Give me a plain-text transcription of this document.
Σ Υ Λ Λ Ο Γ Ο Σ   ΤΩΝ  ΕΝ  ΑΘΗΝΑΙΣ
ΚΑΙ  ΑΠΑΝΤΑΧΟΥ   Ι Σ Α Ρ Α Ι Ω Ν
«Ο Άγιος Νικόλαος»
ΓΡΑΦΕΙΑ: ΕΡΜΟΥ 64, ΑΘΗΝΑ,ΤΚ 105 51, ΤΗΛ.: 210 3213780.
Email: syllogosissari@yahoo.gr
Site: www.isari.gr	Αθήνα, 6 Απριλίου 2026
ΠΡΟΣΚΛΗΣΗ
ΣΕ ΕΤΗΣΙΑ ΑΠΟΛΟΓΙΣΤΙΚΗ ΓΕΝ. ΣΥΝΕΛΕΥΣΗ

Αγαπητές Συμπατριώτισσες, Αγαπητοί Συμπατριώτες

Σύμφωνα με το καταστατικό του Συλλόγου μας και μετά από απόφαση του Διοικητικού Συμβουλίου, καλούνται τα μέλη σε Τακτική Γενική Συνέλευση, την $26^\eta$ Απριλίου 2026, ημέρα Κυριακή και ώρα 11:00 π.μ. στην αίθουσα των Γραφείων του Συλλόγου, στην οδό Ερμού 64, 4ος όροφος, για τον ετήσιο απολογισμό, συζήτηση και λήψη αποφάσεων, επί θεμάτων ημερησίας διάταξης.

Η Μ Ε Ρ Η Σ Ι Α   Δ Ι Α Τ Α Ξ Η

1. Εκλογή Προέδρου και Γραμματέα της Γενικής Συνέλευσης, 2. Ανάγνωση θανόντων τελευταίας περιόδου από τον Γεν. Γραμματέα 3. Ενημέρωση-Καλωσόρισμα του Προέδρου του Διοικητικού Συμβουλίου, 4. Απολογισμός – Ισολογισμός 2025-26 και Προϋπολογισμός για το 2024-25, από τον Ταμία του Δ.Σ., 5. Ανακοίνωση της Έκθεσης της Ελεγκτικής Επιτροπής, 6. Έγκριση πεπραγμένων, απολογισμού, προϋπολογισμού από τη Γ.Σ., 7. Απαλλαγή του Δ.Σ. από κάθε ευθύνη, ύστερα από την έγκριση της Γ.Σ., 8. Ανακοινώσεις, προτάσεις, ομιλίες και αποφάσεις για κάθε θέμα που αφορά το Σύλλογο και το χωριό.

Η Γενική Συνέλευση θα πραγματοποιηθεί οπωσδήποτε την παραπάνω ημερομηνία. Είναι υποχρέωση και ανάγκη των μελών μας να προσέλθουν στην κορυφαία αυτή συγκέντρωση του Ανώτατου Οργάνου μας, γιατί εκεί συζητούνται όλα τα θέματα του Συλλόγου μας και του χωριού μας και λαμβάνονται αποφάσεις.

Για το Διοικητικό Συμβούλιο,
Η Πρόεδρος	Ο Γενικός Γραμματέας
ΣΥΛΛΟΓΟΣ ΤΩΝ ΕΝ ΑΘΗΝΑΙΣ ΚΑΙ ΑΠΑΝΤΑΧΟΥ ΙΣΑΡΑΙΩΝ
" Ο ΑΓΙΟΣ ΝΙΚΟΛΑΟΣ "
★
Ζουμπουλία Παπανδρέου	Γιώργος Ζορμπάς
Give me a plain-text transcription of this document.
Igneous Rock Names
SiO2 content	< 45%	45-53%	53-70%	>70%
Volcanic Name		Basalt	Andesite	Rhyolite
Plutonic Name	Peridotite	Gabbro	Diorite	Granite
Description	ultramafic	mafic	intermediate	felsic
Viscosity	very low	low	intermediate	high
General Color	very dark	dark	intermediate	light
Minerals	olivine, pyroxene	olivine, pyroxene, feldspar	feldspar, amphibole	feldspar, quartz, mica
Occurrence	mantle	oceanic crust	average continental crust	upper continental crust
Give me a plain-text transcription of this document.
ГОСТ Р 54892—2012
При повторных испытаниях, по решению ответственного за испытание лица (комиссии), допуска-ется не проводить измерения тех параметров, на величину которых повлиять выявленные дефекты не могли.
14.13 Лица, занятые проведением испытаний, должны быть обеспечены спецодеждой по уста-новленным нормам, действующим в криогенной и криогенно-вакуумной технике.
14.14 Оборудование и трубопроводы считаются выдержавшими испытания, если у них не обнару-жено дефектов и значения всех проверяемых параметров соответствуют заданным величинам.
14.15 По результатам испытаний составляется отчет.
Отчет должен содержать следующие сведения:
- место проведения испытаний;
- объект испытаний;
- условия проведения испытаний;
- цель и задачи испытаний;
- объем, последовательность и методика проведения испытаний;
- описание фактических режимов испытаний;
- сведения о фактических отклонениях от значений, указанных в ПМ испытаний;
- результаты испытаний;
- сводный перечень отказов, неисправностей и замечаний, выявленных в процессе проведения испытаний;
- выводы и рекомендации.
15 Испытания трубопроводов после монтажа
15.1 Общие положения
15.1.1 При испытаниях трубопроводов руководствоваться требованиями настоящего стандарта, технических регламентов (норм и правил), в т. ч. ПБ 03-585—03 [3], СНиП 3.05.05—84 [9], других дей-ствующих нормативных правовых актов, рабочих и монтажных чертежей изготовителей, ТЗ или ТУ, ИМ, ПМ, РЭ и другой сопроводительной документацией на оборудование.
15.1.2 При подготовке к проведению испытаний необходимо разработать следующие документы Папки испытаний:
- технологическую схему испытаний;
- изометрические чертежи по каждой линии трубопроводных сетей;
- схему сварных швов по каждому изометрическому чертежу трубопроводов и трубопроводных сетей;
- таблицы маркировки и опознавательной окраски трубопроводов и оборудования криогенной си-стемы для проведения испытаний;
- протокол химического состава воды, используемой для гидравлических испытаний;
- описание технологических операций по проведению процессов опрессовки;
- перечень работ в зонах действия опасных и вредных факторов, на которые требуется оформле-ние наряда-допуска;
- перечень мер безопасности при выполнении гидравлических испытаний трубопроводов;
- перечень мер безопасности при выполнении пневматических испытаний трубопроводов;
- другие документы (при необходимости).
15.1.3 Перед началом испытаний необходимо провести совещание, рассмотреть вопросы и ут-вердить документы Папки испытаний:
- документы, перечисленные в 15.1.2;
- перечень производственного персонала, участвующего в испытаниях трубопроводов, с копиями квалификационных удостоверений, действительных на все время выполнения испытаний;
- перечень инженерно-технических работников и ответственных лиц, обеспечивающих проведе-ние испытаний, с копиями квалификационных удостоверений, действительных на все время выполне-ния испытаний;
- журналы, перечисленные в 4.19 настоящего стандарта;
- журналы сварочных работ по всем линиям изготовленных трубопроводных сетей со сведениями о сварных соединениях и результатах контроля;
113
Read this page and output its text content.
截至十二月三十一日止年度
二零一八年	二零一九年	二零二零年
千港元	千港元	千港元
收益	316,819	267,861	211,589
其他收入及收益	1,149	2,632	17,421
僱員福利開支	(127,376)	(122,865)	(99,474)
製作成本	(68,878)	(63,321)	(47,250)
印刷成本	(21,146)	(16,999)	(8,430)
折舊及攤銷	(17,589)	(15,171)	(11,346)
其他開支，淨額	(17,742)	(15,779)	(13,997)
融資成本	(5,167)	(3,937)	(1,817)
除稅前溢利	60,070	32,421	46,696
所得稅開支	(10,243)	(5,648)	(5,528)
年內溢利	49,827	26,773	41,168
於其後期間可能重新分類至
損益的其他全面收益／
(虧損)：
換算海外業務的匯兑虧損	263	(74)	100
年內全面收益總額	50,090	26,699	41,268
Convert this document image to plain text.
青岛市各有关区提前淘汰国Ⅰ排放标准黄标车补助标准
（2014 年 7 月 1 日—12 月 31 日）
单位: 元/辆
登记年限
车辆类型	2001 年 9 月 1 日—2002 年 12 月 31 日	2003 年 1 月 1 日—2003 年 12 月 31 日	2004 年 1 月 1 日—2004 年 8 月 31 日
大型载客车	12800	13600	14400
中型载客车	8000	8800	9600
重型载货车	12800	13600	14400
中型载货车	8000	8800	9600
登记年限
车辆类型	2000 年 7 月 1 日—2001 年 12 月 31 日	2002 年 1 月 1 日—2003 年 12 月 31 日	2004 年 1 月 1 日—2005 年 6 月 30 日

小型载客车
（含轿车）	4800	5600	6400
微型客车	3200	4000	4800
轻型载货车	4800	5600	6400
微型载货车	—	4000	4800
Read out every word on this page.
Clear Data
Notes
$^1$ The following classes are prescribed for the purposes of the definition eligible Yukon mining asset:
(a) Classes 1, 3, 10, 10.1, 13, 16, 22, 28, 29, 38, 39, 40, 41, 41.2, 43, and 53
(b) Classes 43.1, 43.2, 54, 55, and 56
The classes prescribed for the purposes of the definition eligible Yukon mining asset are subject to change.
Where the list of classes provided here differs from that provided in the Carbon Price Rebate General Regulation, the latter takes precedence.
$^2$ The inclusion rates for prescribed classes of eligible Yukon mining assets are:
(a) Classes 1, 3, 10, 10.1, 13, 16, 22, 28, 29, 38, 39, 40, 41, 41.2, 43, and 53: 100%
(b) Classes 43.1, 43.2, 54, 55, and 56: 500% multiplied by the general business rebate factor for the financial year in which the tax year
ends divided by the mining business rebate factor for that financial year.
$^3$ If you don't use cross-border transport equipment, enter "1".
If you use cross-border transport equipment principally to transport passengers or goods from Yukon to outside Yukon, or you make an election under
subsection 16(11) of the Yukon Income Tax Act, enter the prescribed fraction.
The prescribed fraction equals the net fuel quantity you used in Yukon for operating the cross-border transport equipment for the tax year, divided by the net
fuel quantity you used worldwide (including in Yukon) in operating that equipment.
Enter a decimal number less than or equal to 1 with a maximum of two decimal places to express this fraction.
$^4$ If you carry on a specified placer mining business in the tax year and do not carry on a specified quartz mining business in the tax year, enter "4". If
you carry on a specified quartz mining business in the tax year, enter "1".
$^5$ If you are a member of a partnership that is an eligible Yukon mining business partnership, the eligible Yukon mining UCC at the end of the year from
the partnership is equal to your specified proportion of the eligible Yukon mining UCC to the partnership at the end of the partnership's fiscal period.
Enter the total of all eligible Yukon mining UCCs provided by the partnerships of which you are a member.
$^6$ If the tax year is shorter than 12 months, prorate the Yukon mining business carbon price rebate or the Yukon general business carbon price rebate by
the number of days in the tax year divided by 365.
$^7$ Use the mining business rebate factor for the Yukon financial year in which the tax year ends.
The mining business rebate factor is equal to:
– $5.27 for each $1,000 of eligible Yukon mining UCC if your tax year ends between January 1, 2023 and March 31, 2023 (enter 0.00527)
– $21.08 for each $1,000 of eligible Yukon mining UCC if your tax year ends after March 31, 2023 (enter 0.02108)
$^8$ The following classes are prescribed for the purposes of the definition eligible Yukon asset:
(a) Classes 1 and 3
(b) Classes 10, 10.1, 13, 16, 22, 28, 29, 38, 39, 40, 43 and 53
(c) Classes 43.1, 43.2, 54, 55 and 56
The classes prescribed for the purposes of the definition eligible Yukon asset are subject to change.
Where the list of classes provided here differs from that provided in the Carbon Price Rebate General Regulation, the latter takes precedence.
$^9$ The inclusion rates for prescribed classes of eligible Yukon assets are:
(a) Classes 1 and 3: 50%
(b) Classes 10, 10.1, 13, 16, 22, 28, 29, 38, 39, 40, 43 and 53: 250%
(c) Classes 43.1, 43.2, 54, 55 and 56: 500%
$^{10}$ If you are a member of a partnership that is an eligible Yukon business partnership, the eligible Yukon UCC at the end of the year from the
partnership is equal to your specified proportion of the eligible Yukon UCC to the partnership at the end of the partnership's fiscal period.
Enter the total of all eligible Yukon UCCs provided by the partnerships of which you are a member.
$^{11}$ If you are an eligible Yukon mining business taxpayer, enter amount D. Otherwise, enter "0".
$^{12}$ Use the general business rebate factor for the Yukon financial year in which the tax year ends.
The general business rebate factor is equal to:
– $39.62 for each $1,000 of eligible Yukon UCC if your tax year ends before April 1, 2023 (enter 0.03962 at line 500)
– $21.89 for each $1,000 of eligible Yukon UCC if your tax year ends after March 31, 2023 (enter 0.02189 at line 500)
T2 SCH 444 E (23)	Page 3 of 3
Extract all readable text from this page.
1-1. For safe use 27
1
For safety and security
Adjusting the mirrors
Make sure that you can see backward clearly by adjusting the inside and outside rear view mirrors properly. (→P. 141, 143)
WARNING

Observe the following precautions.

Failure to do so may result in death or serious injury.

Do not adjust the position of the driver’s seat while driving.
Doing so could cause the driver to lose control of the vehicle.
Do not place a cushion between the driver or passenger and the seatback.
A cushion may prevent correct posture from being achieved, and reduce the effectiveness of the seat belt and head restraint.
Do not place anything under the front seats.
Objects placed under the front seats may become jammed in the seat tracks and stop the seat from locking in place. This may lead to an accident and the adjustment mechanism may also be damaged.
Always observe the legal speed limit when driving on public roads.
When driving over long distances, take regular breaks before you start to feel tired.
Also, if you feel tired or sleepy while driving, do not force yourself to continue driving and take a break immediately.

----------

### GIVEN REQUEST
In the records above, find the lines containing "total" and copy them.

### OUTPUT OF THE TASK
Enter the total of all eligible Yukon mining UCCs provided by the partnerships of which you are a member.
Enter the total of all eligible Yukon UCCs provided by the partnerships of which you are a member.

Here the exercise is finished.